Work to complete:
a - According to the Tasker family history, on what date was Clara born?
b - Translate this sentence from the Tasker family history into French: "In 1881, the family lived on Union Street, near Birstall Town Centre."
c - Reproduce word for word everything in the Tasker family history from "The aforementioned move" down to "until after 1901.".

The aforementioned move to Birstall occurred at some point before 1874. It was first preceded by the sad death of Minnie Tasker in 1871 of unknown causes. This was followed by the birth of a daughter called Edith in around 1872. 1874 was the year that another daughter was born, named Rose Ann, and this was around the time the family ended up in Birstall. Eliza Dobbs, Fanny’s Mother-In-Law, remained in Leeds until after 1901.
1876 brought both a birth and a death of an Edith Tasker. In March 1876, the couple lost yet another daughter – Edith, who was only 4. She was buried in the Birstall Parish Churchyard on 16 March 1876. Later in the year, in the third quarter, another daughter called Edith was born and named poignantly after her recently deceased sister. 1878 also brought life and death with the death of Rose Ann Tasker, aged just 3, who was buried at the same church on 11 April 1878.
On 20 August of the same year, the couple had their first boy and named him James Edward Tasker. Perhaps after his father and also maternal grandfather, John Edward, and also, by extension, his Great Grandfather Edward. Another sister followed on 2 May 1880, who was named Clara.
It seems repetitive to type the words, but life truly gave with one hand and took away with the other. Edith Tasker, just like her elder sister with the same name, passed away aged 4 years and was buried in Birstall Churchyard on 14 September 1880. By this point in 1880, Fanny had given birth to 7 children in total – 6 girls, 1 boy – however, only 3 girls and a boy remained living.
In 1881, the family lived on Union Street, near Birstall Town Centre. James worked as an Iron Moulder, as he had done for many years. Some years later, before 1887, James is recorded as having a Beer licence for the Robin Hood Inn, which was situated on Union Street. It was transferred in 1887 from James, but there was reporting throughout the decade of the 1880s for people to rent the Inn. An 1882 advert gives it a rent of £25.
The family welcomed another boy, John George, on 8 April 1882, but the following year was to bring another tragedy and more premature death for the Tasker family.
It was a Saturday, specifically 18 August 1883. James Edward Tasker and his younger sister Clara had dinner and ran off to play at about 1 pm. They were playing with other children on the road near the Greyhound. There was construction going on, narrowing the road with posts and rails. Down to this, a watchman named Josephus West, a blacksmith by trade was employed and reported driving the children away from the road many a time.
At about 3 pm, West saw a cyclist come down Leeds Road and pass him up Huddersfield Road. This was followed by another cyclist about 40 yards behind him who was travelling at a moderate speed. There were many people about as many were watching the Clown Cricketers leading to the unknown rider blowing a whistle as he passed.
Disaster was about to strike as the rider began to ascend Huddersfield Road, and James Edward Tasker decided to run across the road. The rider desperately tried to swerve out of the way, but James was hit by the bicycle, and the rider himself was knocked down, and the bike fell down sideways. Mr. West picked up James, who cried a little but scarpered off home. The rider enquired about James and then rode off.

Data excerpts:
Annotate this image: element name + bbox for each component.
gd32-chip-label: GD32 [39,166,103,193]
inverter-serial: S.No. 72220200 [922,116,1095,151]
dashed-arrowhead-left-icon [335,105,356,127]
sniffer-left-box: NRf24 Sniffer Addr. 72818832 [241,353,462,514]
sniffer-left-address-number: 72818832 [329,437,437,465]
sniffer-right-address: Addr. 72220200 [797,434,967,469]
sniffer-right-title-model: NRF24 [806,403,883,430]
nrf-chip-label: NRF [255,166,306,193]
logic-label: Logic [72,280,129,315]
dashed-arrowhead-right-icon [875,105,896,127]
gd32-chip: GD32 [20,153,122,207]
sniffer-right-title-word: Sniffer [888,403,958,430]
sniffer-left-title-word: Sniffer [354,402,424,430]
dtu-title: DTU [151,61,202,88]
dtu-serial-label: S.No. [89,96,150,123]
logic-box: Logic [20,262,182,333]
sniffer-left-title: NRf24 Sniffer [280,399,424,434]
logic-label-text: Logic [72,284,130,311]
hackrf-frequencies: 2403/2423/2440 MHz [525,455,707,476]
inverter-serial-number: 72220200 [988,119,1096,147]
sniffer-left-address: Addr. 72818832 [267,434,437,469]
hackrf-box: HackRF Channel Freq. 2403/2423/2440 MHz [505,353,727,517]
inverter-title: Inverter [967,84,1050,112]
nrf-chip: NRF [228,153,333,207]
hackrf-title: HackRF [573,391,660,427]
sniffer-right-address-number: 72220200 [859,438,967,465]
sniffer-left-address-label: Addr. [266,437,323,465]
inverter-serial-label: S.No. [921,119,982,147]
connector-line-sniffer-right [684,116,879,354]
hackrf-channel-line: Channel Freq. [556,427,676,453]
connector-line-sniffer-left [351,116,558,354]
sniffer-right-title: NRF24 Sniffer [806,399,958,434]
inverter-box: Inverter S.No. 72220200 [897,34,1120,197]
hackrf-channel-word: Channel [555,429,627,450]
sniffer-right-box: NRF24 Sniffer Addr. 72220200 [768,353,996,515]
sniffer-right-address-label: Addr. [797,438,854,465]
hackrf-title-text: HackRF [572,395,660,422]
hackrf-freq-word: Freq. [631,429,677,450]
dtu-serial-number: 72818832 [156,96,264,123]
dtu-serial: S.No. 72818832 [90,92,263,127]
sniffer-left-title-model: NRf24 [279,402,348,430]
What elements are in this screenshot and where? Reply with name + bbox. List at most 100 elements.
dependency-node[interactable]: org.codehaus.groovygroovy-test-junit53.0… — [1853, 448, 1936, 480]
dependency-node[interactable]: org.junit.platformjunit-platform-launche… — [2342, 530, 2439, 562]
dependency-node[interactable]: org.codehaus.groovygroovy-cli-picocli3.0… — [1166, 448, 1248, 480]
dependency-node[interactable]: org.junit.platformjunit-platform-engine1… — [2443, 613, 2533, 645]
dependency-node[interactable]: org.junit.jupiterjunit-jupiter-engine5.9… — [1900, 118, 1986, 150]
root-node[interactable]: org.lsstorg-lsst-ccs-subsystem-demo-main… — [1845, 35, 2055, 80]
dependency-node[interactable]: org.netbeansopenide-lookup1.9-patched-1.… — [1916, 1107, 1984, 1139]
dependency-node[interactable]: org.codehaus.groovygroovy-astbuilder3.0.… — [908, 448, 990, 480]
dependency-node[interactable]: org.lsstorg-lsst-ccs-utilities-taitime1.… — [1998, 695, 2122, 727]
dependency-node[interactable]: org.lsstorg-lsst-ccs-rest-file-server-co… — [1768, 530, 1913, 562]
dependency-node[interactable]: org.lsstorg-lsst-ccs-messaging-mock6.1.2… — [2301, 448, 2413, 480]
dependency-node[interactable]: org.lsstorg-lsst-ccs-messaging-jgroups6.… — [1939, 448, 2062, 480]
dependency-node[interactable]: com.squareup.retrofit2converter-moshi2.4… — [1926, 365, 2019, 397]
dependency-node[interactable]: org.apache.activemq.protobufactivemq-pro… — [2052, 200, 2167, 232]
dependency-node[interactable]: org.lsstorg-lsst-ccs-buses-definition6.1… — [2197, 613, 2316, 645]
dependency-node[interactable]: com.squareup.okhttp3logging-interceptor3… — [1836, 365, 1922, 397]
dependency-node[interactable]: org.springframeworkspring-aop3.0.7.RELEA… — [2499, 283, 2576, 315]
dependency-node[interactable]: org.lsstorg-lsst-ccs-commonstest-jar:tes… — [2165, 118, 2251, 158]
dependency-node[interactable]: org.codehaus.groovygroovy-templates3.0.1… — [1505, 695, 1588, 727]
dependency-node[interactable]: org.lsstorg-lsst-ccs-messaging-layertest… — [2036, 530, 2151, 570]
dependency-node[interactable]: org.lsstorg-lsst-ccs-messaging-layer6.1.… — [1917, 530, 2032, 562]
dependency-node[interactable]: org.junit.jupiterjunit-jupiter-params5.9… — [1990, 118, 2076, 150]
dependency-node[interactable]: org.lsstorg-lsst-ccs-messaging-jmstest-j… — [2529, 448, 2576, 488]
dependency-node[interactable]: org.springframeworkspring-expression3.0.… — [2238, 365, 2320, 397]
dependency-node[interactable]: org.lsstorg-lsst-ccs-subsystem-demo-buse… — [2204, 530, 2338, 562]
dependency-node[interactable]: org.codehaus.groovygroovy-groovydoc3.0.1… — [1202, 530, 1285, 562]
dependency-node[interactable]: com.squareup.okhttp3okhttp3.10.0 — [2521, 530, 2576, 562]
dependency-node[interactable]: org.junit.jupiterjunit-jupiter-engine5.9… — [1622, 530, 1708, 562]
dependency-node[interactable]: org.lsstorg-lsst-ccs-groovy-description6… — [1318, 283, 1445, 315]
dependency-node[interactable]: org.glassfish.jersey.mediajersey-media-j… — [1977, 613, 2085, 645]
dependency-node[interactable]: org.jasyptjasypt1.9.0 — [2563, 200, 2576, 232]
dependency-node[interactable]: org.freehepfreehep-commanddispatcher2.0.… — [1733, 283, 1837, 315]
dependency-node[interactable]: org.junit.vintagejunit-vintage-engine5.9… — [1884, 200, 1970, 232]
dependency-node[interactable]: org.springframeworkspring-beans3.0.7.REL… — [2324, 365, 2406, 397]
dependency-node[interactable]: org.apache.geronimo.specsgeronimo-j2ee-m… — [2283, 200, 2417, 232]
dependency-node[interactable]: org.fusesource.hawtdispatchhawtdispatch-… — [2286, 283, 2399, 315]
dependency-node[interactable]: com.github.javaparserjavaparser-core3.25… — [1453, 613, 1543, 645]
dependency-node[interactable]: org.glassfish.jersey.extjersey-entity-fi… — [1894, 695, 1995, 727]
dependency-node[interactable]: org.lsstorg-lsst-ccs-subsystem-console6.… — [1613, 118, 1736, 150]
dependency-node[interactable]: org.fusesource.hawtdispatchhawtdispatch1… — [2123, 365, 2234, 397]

Answers to the tasks:
a - 2 May 1880

b - En 1881, la famille habitait Union Street, près du centre-ville de Birstall.

c -
The aforementioned move to Birstall occurred at some point before 1874. It was first preceded by the sad death of Minnie Tasker in 1871 of unknown causes. This was followed by the birth of a daughter called Edith in around 1872. 1874 was the year that another daughter was born, named Rose Ann, and this was around the time the family ended up in Birstall. Eliza Dobbs, Fanny’s Mother-In-Law, remained in Leeds until after 1901.